= Required task =
Please rewrite the rows below, replacing every "delete-icon" with "trash-icon" and leaving everything else unchanged.

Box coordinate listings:
***

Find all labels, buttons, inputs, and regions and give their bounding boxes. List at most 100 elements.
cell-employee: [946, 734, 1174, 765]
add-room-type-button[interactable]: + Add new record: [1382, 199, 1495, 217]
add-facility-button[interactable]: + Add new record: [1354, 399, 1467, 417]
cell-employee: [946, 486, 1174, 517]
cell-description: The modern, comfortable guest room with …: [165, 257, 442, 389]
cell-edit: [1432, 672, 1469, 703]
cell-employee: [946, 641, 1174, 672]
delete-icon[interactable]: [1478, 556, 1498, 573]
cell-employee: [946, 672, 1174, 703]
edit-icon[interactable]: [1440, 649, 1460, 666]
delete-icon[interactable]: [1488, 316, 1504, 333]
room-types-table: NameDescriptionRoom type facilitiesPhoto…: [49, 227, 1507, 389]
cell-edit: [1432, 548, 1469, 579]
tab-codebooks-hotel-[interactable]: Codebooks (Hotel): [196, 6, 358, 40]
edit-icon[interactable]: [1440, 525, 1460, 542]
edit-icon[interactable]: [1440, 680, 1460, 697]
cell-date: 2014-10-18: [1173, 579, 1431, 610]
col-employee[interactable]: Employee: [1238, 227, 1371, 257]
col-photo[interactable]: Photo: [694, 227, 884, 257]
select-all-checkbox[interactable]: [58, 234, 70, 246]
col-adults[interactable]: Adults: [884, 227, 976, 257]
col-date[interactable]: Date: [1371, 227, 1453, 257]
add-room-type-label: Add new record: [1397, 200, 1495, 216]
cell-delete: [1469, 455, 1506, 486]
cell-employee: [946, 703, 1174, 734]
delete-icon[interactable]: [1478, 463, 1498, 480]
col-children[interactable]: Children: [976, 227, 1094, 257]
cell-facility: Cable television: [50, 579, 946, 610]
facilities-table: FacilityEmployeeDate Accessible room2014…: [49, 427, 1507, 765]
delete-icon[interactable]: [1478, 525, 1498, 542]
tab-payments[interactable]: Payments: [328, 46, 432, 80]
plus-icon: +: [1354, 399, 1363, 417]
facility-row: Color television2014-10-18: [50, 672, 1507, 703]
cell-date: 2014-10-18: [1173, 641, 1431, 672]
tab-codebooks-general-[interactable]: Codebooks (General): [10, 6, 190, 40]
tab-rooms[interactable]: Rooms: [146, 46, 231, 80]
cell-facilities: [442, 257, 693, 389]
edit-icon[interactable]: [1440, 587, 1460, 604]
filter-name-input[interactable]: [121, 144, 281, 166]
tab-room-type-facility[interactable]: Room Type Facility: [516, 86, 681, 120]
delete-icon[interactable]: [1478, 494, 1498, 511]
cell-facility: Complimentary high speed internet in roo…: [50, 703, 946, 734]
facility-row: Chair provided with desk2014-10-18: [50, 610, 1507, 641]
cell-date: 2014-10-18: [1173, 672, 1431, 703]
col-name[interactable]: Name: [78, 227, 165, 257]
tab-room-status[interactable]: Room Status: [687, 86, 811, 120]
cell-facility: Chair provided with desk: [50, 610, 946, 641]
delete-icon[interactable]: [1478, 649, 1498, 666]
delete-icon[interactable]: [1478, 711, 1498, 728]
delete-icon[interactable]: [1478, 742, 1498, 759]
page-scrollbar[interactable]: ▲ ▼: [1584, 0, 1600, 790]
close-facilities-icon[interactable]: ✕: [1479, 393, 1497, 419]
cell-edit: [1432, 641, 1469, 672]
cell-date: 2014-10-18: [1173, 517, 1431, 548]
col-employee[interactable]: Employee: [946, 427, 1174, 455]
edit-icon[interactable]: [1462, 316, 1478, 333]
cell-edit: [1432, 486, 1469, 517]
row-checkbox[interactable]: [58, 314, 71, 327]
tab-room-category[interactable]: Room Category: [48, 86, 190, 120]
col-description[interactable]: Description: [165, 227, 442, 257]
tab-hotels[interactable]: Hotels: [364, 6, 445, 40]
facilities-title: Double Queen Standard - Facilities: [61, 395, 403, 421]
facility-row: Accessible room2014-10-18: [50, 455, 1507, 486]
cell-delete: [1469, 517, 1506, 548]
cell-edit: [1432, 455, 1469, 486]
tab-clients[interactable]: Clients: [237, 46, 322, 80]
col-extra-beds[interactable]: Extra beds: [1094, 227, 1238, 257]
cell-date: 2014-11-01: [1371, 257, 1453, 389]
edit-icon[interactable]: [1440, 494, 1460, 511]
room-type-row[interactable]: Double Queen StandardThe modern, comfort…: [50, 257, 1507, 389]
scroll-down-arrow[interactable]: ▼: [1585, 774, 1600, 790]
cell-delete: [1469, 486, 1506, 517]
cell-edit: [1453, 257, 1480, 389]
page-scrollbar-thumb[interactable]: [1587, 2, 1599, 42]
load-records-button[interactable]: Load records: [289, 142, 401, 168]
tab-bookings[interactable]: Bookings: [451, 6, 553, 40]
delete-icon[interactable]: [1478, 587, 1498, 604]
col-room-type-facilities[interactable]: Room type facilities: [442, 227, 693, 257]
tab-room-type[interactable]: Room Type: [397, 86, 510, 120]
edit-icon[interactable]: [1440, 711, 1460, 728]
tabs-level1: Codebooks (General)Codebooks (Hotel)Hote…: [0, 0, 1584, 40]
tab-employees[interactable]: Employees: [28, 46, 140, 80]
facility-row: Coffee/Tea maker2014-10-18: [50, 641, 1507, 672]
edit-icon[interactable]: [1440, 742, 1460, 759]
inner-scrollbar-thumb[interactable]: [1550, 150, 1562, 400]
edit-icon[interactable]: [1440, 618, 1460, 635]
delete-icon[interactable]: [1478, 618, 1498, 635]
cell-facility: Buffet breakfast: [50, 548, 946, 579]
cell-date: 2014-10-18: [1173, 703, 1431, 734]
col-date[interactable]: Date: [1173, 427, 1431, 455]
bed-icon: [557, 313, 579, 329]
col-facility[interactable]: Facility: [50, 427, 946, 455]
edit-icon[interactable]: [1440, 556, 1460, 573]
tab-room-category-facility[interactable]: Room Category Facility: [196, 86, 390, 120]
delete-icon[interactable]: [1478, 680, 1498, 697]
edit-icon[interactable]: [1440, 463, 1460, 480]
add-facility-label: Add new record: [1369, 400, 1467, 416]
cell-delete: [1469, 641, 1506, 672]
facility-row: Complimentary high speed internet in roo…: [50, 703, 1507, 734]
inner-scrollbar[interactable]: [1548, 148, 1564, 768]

***

= Finished task =
Find all labels, buttons, inputs, and regions and give their bounding boxes. List at most 100 elements.
cell-employee: [946, 734, 1174, 765]
add-room-type-button[interactable]: + Add new record: [1382, 199, 1495, 217]
add-facility-button[interactable]: + Add new record: [1354, 399, 1467, 417]
cell-employee: [946, 486, 1174, 517]
cell-description: The modern, comfortable guest room with …: [165, 257, 442, 389]
cell-edit: [1432, 672, 1469, 703]
cell-employee: [946, 641, 1174, 672]
trash-icon[interactable]: [1478, 556, 1498, 573]
cell-employee: [946, 672, 1174, 703]
edit-icon[interactable]: [1440, 649, 1460, 666]
trash-icon[interactable]: [1488, 316, 1504, 333]
room-types-table: NameDescriptionRoom type facilitiesPhoto…: [49, 227, 1507, 389]
cell-edit: [1432, 548, 1469, 579]
tab-codebooks-hotel-[interactable]: Codebooks (Hotel): [196, 6, 358, 40]
edit-icon[interactable]: [1440, 525, 1460, 542]
edit-icon[interactable]: [1440, 680, 1460, 697]
cell-date: 2014-10-18: [1173, 579, 1431, 610]
col-employee[interactable]: Employee: [1238, 227, 1371, 257]
col-photo[interactable]: Photo: [694, 227, 884, 257]
select-all-checkbox[interactable]: [58, 234, 70, 246]
col-adults[interactable]: Adults: [884, 227, 976, 257]
col-date[interactable]: Date: [1371, 227, 1453, 257]
add-room-type-label: Add new record: [1397, 200, 1495, 216]
cell-delete: [1469, 455, 1506, 486]
cell-employee: [946, 703, 1174, 734]
trash-icon[interactable]: [1478, 463, 1498, 480]
col-children[interactable]: Children: [976, 227, 1094, 257]
cell-facility: Cable television: [50, 579, 946, 610]
facilities-table: FacilityEmployeeDate Accessible room2014…: [49, 427, 1507, 765]
trash-icon[interactable]: [1478, 525, 1498, 542]
tab-payments[interactable]: Payments: [328, 46, 432, 80]
plus-icon: +: [1354, 399, 1363, 417]
facility-row: Color television2014-10-18: [50, 672, 1507, 703]
cell-date: 2014-10-18: [1173, 641, 1431, 672]
tab-codebooks-general-[interactable]: Codebooks (General): [10, 6, 190, 40]
tab-rooms[interactable]: Rooms: [146, 46, 231, 80]
cell-facilities: [442, 257, 693, 389]
edit-icon[interactable]: [1440, 587, 1460, 604]
filter-name-input[interactable]: [121, 144, 281, 166]
tab-room-type-facility[interactable]: Room Type Facility: [516, 86, 681, 120]
trash-icon[interactable]: [1478, 494, 1498, 511]
cell-facility: Complimentary high speed internet in roo…: [50, 703, 946, 734]
facility-row: Chair provided with desk2014-10-18: [50, 610, 1507, 641]
cell-date: 2014-10-18: [1173, 672, 1431, 703]
col-name[interactable]: Name: [78, 227, 165, 257]
tab-room-status[interactable]: Room Status: [687, 86, 811, 120]
cell-facility: Chair provided with desk: [50, 610, 946, 641]
trash-icon[interactable]: [1478, 649, 1498, 666]
trash-icon[interactable]: [1478, 711, 1498, 728]
trash-icon[interactable]: [1478, 742, 1498, 759]
page-scrollbar[interactable]: ▲ ▼: [1584, 0, 1600, 790]
close-facilities-icon[interactable]: ✕: [1479, 393, 1497, 419]
cell-edit: [1432, 641, 1469, 672]
cell-date: 2014-10-18: [1173, 517, 1431, 548]
col-employee[interactable]: Employee: [946, 427, 1174, 455]
edit-icon[interactable]: [1462, 316, 1478, 333]
cell-edit: [1432, 486, 1469, 517]
row-checkbox[interactable]: [58, 314, 71, 327]
tab-room-category[interactable]: Room Category: [48, 86, 190, 120]
col-description[interactable]: Description: [165, 227, 442, 257]
tab-hotels[interactable]: Hotels: [364, 6, 445, 40]
facilities-title: Double Queen Standard - Facilities: [61, 395, 403, 421]
facility-row: Accessible room2014-10-18: [50, 455, 1507, 486]
cell-delete: [1469, 517, 1506, 548]
cell-edit: [1432, 455, 1469, 486]
tab-clients[interactable]: Clients: [237, 46, 322, 80]
col-extra-beds[interactable]: Extra beds: [1094, 227, 1238, 257]
cell-date: 2014-11-01: [1371, 257, 1453, 389]
edit-icon[interactable]: [1440, 494, 1460, 511]
room-type-row[interactable]: Double Queen StandardThe modern, comfort…: [50, 257, 1507, 389]
scroll-down-arrow[interactable]: ▼: [1585, 774, 1600, 790]
cell-delete: [1469, 486, 1506, 517]
cell-edit: [1453, 257, 1480, 389]
page-scrollbar-thumb[interactable]: [1587, 2, 1599, 42]
load-records-button[interactable]: Load records: [289, 142, 401, 168]
tab-bookings[interactable]: Bookings: [451, 6, 553, 40]
trash-icon[interactable]: [1478, 587, 1498, 604]
col-room-type-facilities[interactable]: Room type facilities: [442, 227, 693, 257]
tab-room-type[interactable]: Room Type: [397, 86, 510, 120]
edit-icon[interactable]: [1440, 711, 1460, 728]
tabs-level1: Codebooks (General)Codebooks (Hotel)Hote…: [0, 0, 1584, 40]
tab-employees[interactable]: Employees: [28, 46, 140, 80]
facility-row: Coffee/Tea maker2014-10-18: [50, 641, 1507, 672]
edit-icon[interactable]: [1440, 742, 1460, 759]
inner-scrollbar-thumb[interactable]: [1550, 150, 1562, 400]
edit-icon[interactable]: [1440, 618, 1460, 635]
trash-icon[interactable]: [1478, 618, 1498, 635]
cell-facility: Buffet breakfast: [50, 548, 946, 579]
cell-date: 2014-10-18: [1173, 703, 1431, 734]
col-date[interactable]: Date: [1173, 427, 1431, 455]
bed-icon: [557, 313, 579, 329]
col-facility[interactable]: Facility: [50, 427, 946, 455]
edit-icon[interactable]: [1440, 556, 1460, 573]
tab-room-category-facility[interactable]: Room Category Facility: [196, 86, 390, 120]
trash-icon[interactable]: [1478, 680, 1498, 697]
edit-icon[interactable]: [1440, 463, 1460, 480]
add-facility-label: Add new record: [1369, 400, 1467, 416]
cell-delete: [1469, 641, 1506, 672]
facility-row: Complimentary high speed internet in roo…: [50, 703, 1507, 734]
inner-scrollbar[interactable]: [1548, 148, 1564, 768]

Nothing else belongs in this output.